- **What is expected**:
Write out the full set of records exactly. Any pictures in them do not belong in the copy.

- **Source material**:
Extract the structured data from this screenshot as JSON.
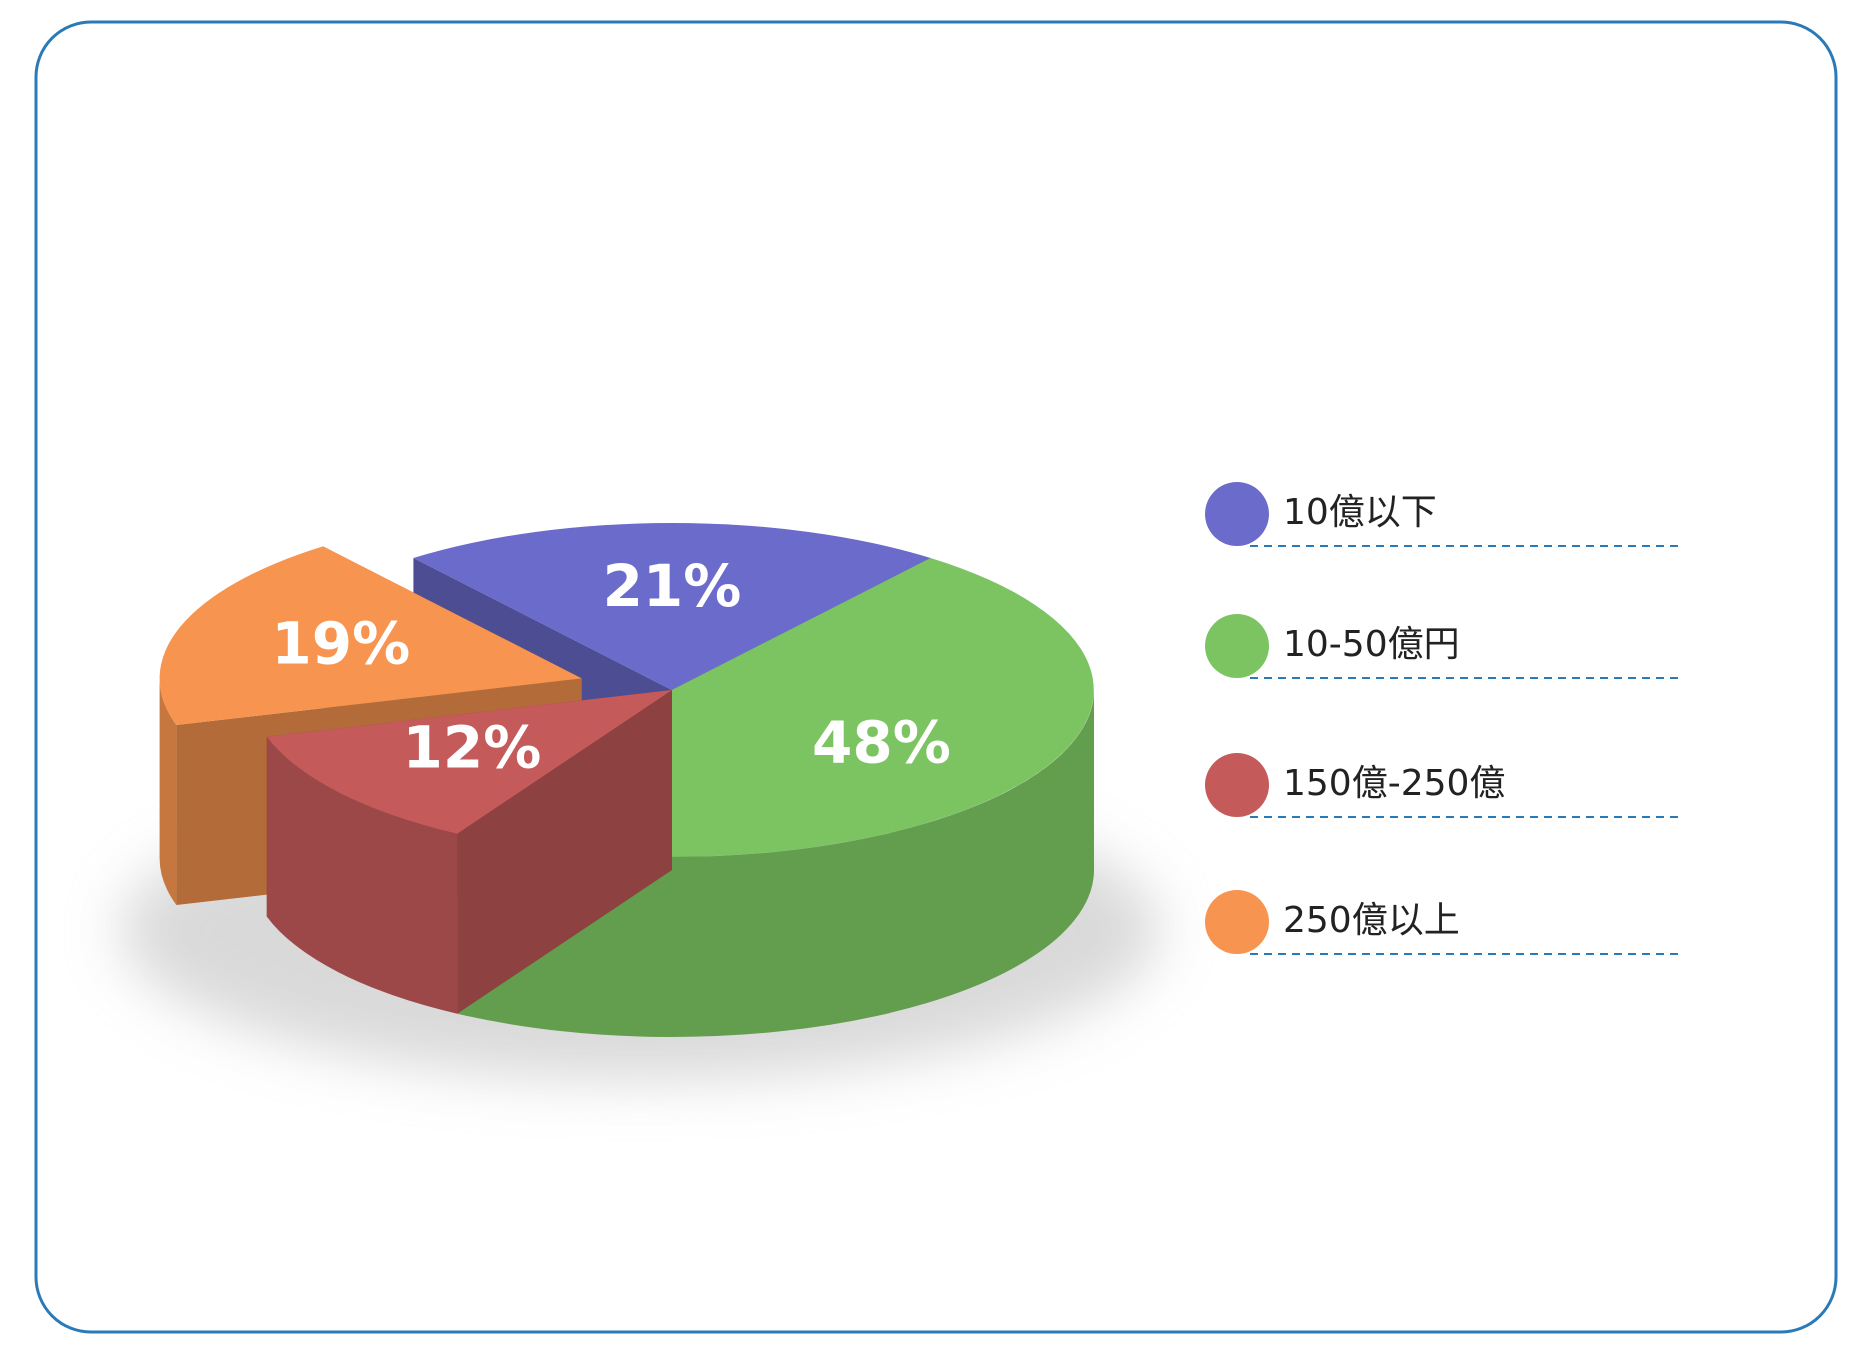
{
  "chart_data": {
    "type": "pie3d",
    "categories": [
      "10億以下",
      "10-50億円",
      "150億-250億",
      "250億以上"
    ],
    "values": [
      21,
      48,
      12,
      19
    ],
    "value_labels": [
      "21%",
      "48%",
      "12%",
      "19%"
    ],
    "colors": [
      "#6b6bcc",
      "#7cc462",
      "#c45a5a",
      "#f7944f"
    ]
  }
}
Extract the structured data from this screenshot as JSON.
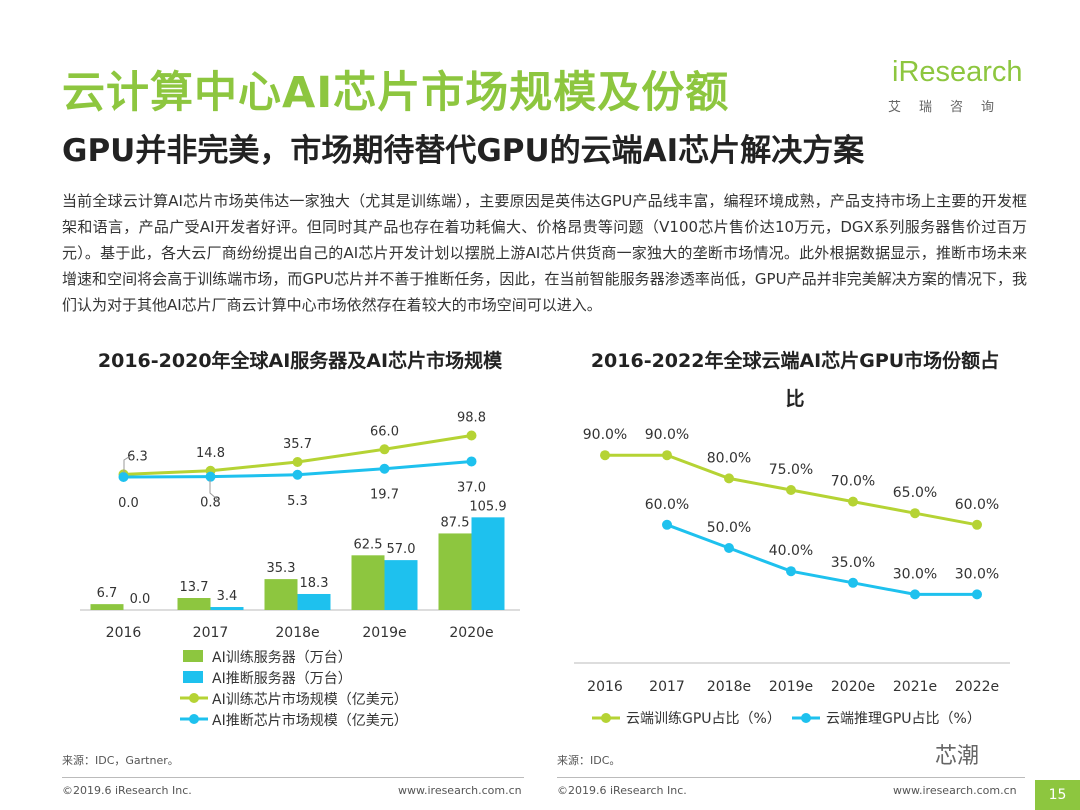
{
  "header": {
    "title": "云计算中心AI芯片市场规模及份额",
    "subtitle": "GPU并非完美，市场期待替代GPU的云端AI芯片解决方案",
    "brand_name": "iResearch",
    "brand_cn": "艾瑞咨询"
  },
  "intro_text": "当前全球云计算AI芯片市场英伟达一家独大（尤其是训练端），主要原因是英伟达GPU产品线丰富，编程环境成熟，产品支持市场上主要的开发框架和语言，产品广受AI开发者好评。但同时其产品也存在着功耗偏大、价格昂贵等问题（V100芯片售价达10万元，DGX系列服务器售价过百万元）。基于此，各大云厂商纷纷提出自己的AI芯片开发计划以摆脱上游AI芯片供货商一家独大的垄断市场情况。此外根据数据显示，推断市场未来增速和空间将会高于训练端市场，而GPU芯片并不善于推断任务，因此，在当前智能服务器渗透率尚低，GPU产品并非完美解决方案的情况下，我们认为对于其他AI芯片厂商云计算中心市场依然存在着较大的市场空间可以进入。",
  "chart_data": [
    {
      "type": "bar",
      "title": "2016-2020年全球AI服务器及AI芯片市场规模",
      "categories": [
        "2016",
        "2017",
        "2018e",
        "2019e",
        "2020e"
      ],
      "series": [
        {
          "name": "AI训练服务器（万台）",
          "kind": "bar",
          "color": "#8dc63f",
          "values": [
            6.7,
            13.7,
            35.3,
            62.5,
            87.5
          ]
        },
        {
          "name": "AI推断服务器（万台）",
          "kind": "bar",
          "color": "#1ec1ee",
          "values": [
            0.0,
            3.4,
            18.3,
            57.0,
            105.9
          ]
        },
        {
          "name": "AI训练芯片市场规模（亿美元）",
          "kind": "line",
          "color": "#b5d334",
          "values": [
            6.3,
            14.8,
            35.7,
            66.0,
            98.8
          ]
        },
        {
          "name": "AI推断芯片市场规模（亿美元）",
          "kind": "line",
          "color": "#1ec1ee",
          "values": [
            0.0,
            0.8,
            5.3,
            19.7,
            37.0
          ]
        }
      ],
      "value_labels": {
        "bar_train": [
          "6.7",
          "13.7",
          "35.3",
          "62.5",
          "87.5"
        ],
        "bar_infer": [
          "0.0",
          "3.4",
          "18.3",
          "57.0",
          "105.9"
        ],
        "line_train": [
          "6.3",
          "14.8",
          "35.7",
          "66.0",
          "98.8"
        ],
        "line_infer": [
          "0.0",
          "0.8",
          "5.3",
          "19.7",
          "37.0"
        ]
      },
      "legend_labels": [
        "AI训练服务器（万台）",
        "AI推断服务器（万台）",
        "AI训练芯片市场规模（亿美元）",
        "AI推断芯片市场规模（亿美元）"
      ],
      "legend_position": "bottom"
    },
    {
      "type": "line",
      "title": "2016-2022年全球云端AI芯片GPU市场份额占比",
      "categories": [
        "2016",
        "2017",
        "2018e",
        "2019e",
        "2020e",
        "2021e",
        "2022e"
      ],
      "series": [
        {
          "name": "云端训练GPU占比（%）",
          "color": "#b5d334",
          "values": [
            90.0,
            90.0,
            80.0,
            75.0,
            70.0,
            65.0,
            60.0
          ]
        },
        {
          "name": "云端推理GPU占比（%）",
          "color": "#1ec1ee",
          "values": [
            null,
            60.0,
            50.0,
            40.0,
            35.0,
            30.0,
            30.0
          ]
        }
      ],
      "value_labels": {
        "train": [
          "90.0%",
          "90.0%",
          "80.0%",
          "75.0%",
          "70.0%",
          "65.0%",
          "60.0%"
        ],
        "infer": [
          "",
          "60.0%",
          "50.0%",
          "40.0%",
          "35.0%",
          "30.0%",
          "30.0%"
        ]
      },
      "legend_labels": [
        "云端训练GPU占比（%）",
        "云端推理GPU占比（%）"
      ],
      "legend_position": "bottom"
    }
  ],
  "sources": {
    "left": "来源：IDC，Gartner。",
    "right": "来源：IDC。"
  },
  "footer": {
    "copyright_left": "©2019.6 iResearch Inc.",
    "url_left": "www.iresearch.com.cn",
    "copyright_right": "©2019.6 iResearch Inc.",
    "url_right": "www.iresearch.com.cn",
    "page_number": "15",
    "watermark": "芯潮"
  }
}
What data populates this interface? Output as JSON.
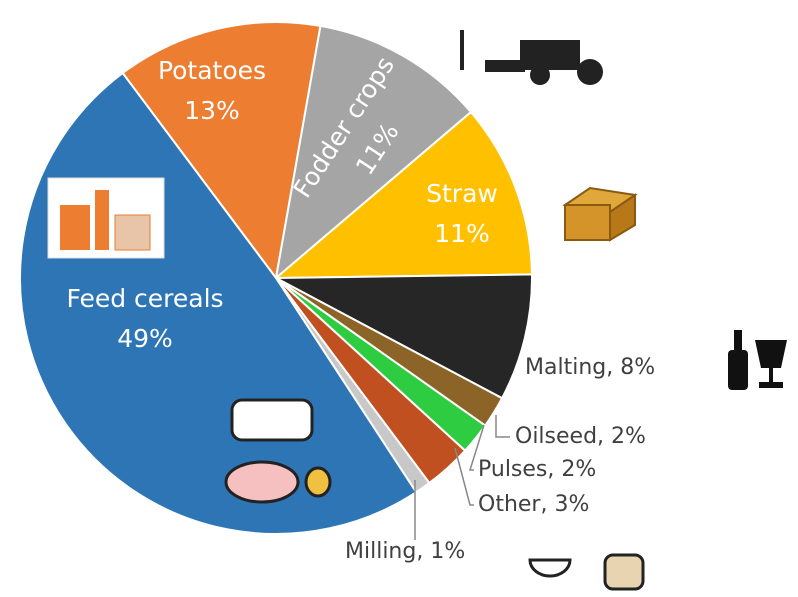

- **Output below**:
Extract the structured data from this screenshot as JSON.
{
  "chart_data": {
    "type": "pie3d",
    "categories": [
      "10億以下",
      "10-50億円",
      "150億-250億",
      "250億以上"
    ],
    "values": [
      21,
      48,
      12,
      19
    ],
    "value_labels": [
      "21%",
      "48%",
      "12%",
      "19%"
    ],
    "colors": [
      "#6b6bcc",
      "#7cc462",
      "#c45a5a",
      "#f7944f"
    ]
  }
}
Extract the structured data from this screenshot as JSON.
{
  "header": {
    "title": "云计算中心AI芯片市场规模及份额",
    "subtitle": "GPU并非完美，市场期待替代GPU的云端AI芯片解决方案",
    "brand_name": "iResearch",
    "brand_cn": "艾瑞咨询"
  },
  "intro_text": "当前全球云计算AI芯片市场英伟达一家独大（尤其是训练端），主要原因是英伟达GPU产品线丰富，编程环境成熟，产品支持市场上主要的开发框架和语言，产品广受AI开发者好评。但同时其产品也存在着功耗偏大、价格昂贵等问题（V100芯片售价达10万元，DGX系列服务器售价过百万元）。基于此，各大云厂商纷纷提出自己的AI芯片开发计划以摆脱上游AI芯片供货商一家独大的垄断市场情况。此外根据数据显示，推断市场未来增速和空间将会高于训练端市场，而GPU芯片并不善于推断任务，因此，在当前智能服务器渗透率尚低，GPU产品并非完美解决方案的情况下，我们认为对于其他AI芯片厂商云计算中心市场依然存在着较大的市场空间可以进入。",
  "chart_data": [
    {
      "type": "bar",
      "title": "2016-2020年全球AI服务器及AI芯片市场规模",
      "categories": [
        "2016",
        "2017",
        "2018e",
        "2019e",
        "2020e"
      ],
      "series": [
        {
          "name": "AI训练服务器（万台）",
          "kind": "bar",
          "color": "#8dc63f",
          "values": [
            6.7,
            13.7,
            35.3,
            62.5,
            87.5
          ]
        },
        {
          "name": "AI推断服务器（万台）",
          "kind": "bar",
          "color": "#1ec1ee",
          "values": [
            0.0,
            3.4,
            18.3,
            57.0,
            105.9
          ]
        },
        {
          "name": "AI训练芯片市场规模（亿美元）",
          "kind": "line",
          "color": "#b5d334",
          "values": [
            6.3,
            14.8,
            35.7,
            66.0,
            98.8
          ]
        },
        {
          "name": "AI推断芯片市场规模（亿美元）",
          "kind": "line",
          "color": "#1ec1ee",
          "values": [
            0.0,
            0.8,
            5.3,
            19.7,
            37.0
          ]
        }
      ],
      "value_labels": {
        "bar_train": [
          "6.7",
          "13.7",
          "35.3",
          "62.5",
          "87.5"
        ],
        "bar_infer": [
          "0.0",
          "3.4",
          "18.3",
          "57.0",
          "105.9"
        ],
        "line_train": [
          "6.3",
          "14.8",
          "35.7",
          "66.0",
          "98.8"
        ],
        "line_infer": [
          "0.0",
          "0.8",
          "5.3",
          "19.7",
          "37.0"
        ]
      },
      "legend_labels": [
        "AI训练服务器（万台）",
        "AI推断服务器（万台）",
        "AI训练芯片市场规模（亿美元）",
        "AI推断芯片市场规模（亿美元）"
      ],
      "legend_position": "bottom"
    },
    {
      "type": "line",
      "title": "2016-2022年全球云端AI芯片GPU市场份额占比",
      "categories": [
        "2016",
        "2017",
        "2018e",
        "2019e",
        "2020e",
        "2021e",
        "2022e"
      ],
      "series": [
        {
          "name": "云端训练GPU占比（%）",
          "color": "#b5d334",
          "values": [
            90.0,
            90.0,
            80.0,
            75.0,
            70.0,
            65.0,
            60.0
          ]
        },
        {
          "name": "云端推理GPU占比（%）",
          "color": "#1ec1ee",
          "values": [
            null,
            60.0,
            50.0,
            40.0,
            35.0,
            30.0,
            30.0
          ]
        }
      ],
      "value_labels": {
        "train": [
          "90.0%",
          "90.0%",
          "80.0%",
          "75.0%",
          "70.0%",
          "65.0%",
          "60.0%"
        ],
        "infer": [
          "",
          "60.0%",
          "50.0%",
          "40.0%",
          "35.0%",
          "30.0%",
          "30.0%"
        ]
      },
      "legend_labels": [
        "云端训练GPU占比（%）",
        "云端推理GPU占比（%）"
      ],
      "legend_position": "bottom"
    }
  ],
  "sources": {
    "left": "来源：IDC，Gartner。",
    "right": "来源：IDC。"
  },
  "footer": {
    "copyright_left": "©2019.6 iResearch Inc.",
    "url_left": "www.iresearch.com.cn",
    "copyright_right": "©2019.6 iResearch Inc.",
    "url_right": "www.iresearch.com.cn",
    "page_number": "15",
    "watermark": "芯潮"
  }
}
What data populates this interface? Output as JSON.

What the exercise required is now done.